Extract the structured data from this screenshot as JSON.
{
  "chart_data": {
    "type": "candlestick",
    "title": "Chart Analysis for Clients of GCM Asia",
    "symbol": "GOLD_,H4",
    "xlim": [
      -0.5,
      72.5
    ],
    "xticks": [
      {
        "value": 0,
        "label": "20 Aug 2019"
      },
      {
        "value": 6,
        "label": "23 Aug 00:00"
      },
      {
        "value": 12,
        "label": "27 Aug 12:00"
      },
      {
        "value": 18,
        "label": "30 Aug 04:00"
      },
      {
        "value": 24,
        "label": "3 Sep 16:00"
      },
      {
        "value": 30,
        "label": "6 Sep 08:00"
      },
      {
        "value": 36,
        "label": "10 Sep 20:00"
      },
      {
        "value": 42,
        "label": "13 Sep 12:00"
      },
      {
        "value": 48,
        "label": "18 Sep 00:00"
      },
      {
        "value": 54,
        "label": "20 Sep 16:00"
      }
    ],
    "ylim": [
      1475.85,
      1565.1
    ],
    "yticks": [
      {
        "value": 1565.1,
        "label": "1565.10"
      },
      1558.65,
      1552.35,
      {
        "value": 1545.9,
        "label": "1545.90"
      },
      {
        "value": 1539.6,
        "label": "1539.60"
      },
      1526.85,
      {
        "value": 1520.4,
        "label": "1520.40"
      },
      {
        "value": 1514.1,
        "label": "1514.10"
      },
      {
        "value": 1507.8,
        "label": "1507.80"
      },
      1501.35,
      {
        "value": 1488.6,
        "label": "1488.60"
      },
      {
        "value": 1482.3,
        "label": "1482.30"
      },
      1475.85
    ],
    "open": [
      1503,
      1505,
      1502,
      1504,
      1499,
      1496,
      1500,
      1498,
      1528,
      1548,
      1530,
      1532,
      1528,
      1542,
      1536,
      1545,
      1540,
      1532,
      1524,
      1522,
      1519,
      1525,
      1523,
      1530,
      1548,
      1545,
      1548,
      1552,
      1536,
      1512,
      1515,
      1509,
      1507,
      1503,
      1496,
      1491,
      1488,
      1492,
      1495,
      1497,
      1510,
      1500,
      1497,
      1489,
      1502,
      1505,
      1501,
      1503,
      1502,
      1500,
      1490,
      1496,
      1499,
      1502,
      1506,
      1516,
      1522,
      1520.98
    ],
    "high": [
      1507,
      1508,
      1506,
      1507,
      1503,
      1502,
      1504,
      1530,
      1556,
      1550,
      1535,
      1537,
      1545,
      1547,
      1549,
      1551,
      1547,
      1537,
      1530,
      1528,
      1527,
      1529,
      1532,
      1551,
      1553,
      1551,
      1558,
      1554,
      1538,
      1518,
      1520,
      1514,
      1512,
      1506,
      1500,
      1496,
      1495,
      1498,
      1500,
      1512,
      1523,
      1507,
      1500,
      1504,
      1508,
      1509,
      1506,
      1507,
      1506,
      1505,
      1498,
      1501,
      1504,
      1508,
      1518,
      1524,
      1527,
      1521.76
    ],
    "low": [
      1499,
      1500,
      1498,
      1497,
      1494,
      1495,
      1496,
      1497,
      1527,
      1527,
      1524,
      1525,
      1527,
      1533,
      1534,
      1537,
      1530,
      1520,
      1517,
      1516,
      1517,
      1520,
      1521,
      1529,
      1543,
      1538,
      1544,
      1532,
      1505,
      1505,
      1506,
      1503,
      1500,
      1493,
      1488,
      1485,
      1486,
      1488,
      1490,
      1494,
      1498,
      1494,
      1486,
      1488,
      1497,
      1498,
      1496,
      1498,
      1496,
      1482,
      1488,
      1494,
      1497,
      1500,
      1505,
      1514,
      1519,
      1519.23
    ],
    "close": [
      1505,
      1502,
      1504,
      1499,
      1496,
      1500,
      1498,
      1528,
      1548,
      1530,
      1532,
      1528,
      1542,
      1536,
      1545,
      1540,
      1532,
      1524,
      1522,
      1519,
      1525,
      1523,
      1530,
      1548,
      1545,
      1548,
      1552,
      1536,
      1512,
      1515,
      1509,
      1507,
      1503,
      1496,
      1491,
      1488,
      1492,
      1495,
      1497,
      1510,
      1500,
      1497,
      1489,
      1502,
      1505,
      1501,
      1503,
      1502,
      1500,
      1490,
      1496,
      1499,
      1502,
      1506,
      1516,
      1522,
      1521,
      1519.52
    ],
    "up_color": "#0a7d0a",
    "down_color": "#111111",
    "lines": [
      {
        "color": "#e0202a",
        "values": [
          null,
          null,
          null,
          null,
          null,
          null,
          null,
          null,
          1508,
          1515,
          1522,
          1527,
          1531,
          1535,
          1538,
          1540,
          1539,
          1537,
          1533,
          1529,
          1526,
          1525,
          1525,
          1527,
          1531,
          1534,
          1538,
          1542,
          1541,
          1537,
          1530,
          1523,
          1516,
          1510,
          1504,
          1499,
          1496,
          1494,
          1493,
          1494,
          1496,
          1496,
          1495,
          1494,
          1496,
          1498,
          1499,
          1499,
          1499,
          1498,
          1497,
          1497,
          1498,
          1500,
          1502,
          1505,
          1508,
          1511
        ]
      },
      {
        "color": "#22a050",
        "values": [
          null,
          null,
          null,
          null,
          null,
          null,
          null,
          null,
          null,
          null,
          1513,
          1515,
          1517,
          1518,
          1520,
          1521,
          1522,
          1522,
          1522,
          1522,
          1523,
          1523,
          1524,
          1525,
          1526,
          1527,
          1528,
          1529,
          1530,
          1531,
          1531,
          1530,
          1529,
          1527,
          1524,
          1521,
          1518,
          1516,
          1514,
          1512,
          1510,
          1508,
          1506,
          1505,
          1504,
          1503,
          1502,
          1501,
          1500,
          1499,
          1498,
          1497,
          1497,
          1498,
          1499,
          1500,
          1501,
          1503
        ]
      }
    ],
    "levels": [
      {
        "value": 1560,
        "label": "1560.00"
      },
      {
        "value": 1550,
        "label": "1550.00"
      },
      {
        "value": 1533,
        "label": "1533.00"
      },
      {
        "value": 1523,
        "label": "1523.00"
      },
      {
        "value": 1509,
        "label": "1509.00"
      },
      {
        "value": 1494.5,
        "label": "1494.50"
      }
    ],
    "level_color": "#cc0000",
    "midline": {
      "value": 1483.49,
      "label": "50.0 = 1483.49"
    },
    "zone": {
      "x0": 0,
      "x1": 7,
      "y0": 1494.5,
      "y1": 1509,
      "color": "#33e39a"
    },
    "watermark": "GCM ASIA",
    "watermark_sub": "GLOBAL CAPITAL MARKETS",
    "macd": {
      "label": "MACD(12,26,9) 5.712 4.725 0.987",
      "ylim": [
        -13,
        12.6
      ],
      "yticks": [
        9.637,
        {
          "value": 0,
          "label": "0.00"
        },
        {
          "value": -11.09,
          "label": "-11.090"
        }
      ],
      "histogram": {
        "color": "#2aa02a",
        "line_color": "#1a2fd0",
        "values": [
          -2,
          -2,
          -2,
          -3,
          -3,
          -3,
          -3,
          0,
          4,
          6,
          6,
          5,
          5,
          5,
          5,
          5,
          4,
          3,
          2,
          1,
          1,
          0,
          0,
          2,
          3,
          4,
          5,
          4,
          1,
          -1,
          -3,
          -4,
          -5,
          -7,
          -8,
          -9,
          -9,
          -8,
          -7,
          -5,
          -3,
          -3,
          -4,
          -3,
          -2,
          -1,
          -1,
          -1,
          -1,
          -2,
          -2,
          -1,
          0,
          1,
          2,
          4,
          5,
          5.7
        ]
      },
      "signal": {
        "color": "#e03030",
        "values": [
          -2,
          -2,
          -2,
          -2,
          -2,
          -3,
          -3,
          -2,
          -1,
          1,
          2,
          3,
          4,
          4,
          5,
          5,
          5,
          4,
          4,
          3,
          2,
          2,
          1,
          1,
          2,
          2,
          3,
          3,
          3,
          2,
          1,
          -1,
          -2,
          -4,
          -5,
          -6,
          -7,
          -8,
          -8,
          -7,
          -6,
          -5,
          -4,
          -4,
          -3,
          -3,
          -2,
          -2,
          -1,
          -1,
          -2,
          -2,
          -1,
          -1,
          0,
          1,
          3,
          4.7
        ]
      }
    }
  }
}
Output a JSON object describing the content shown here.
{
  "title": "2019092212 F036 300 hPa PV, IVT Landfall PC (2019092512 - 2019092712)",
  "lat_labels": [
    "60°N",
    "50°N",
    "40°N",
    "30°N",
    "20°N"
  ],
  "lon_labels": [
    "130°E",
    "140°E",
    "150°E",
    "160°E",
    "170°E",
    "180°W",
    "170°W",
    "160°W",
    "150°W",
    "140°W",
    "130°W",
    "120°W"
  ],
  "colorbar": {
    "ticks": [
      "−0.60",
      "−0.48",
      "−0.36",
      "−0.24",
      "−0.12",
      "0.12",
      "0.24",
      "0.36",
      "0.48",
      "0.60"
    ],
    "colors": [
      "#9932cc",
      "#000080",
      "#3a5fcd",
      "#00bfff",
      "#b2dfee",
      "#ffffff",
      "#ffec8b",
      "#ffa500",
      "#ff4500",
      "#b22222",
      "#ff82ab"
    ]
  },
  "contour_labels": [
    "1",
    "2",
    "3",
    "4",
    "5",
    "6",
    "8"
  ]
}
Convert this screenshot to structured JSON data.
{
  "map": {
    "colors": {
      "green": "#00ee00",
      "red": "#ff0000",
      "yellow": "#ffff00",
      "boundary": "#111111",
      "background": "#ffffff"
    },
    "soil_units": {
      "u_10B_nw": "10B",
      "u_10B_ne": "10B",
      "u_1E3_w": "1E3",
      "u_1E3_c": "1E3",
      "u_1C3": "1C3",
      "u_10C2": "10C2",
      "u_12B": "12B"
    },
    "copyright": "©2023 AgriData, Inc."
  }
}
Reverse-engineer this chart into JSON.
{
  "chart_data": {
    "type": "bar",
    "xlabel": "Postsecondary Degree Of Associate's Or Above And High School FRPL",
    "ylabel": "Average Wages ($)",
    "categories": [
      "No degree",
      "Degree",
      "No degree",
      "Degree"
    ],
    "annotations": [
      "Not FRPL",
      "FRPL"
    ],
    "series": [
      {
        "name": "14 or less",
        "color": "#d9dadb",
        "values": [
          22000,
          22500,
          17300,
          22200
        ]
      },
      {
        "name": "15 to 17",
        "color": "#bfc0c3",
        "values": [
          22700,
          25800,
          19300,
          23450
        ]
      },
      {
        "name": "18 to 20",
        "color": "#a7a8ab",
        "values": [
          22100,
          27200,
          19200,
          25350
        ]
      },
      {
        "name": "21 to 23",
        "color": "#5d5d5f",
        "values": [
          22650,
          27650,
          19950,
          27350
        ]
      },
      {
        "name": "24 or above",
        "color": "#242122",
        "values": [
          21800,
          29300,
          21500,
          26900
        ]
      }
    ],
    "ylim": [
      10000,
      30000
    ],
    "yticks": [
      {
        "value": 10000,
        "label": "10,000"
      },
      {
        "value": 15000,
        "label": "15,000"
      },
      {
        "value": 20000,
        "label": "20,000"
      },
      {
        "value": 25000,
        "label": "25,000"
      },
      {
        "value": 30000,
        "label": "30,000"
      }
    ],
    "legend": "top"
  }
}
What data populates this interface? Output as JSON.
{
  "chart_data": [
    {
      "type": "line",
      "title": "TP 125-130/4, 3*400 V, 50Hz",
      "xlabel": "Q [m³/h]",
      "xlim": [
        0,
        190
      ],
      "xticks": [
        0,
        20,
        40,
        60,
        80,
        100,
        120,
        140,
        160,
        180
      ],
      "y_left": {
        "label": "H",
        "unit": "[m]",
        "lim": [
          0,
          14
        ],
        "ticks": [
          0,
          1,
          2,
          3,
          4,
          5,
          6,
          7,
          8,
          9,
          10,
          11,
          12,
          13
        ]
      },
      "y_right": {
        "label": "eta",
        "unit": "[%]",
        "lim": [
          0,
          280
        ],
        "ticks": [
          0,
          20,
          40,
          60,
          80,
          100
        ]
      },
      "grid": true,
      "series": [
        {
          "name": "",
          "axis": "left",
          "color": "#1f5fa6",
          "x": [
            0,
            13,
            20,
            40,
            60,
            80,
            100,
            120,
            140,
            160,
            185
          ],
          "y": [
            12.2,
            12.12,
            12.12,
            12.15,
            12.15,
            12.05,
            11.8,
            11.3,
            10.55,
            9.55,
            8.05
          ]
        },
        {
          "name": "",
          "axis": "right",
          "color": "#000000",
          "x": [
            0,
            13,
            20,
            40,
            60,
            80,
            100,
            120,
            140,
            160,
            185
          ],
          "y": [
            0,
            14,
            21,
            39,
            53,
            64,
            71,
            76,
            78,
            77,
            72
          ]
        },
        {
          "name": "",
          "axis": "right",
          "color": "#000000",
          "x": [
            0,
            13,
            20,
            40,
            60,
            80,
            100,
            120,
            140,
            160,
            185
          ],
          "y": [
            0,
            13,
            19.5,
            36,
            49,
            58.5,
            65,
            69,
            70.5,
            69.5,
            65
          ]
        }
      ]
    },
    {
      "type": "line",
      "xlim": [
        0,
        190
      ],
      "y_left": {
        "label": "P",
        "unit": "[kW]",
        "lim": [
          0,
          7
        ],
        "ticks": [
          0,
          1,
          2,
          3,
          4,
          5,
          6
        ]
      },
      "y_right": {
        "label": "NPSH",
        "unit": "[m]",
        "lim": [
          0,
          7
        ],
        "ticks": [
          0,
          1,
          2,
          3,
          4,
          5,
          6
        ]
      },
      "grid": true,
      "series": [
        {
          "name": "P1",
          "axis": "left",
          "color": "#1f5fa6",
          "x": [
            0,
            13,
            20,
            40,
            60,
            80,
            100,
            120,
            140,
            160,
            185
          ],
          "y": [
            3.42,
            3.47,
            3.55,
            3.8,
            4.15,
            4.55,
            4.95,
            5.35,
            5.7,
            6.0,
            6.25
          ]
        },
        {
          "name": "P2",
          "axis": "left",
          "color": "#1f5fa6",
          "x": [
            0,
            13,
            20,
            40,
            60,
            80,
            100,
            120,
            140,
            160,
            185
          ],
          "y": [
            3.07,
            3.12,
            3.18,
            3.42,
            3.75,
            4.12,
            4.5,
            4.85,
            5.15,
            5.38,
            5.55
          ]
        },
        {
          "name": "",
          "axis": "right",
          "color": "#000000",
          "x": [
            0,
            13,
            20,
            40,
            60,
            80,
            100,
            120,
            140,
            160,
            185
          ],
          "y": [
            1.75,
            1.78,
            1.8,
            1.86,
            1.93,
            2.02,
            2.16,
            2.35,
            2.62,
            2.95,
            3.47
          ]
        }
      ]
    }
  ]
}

▸ Task:
Identify the lines above that contain the word "structured", then copy them.

▸ Solution to the exercise:
Extract the structured data from this screenshot as JSON.
Convert this screenshot to structured JSON data.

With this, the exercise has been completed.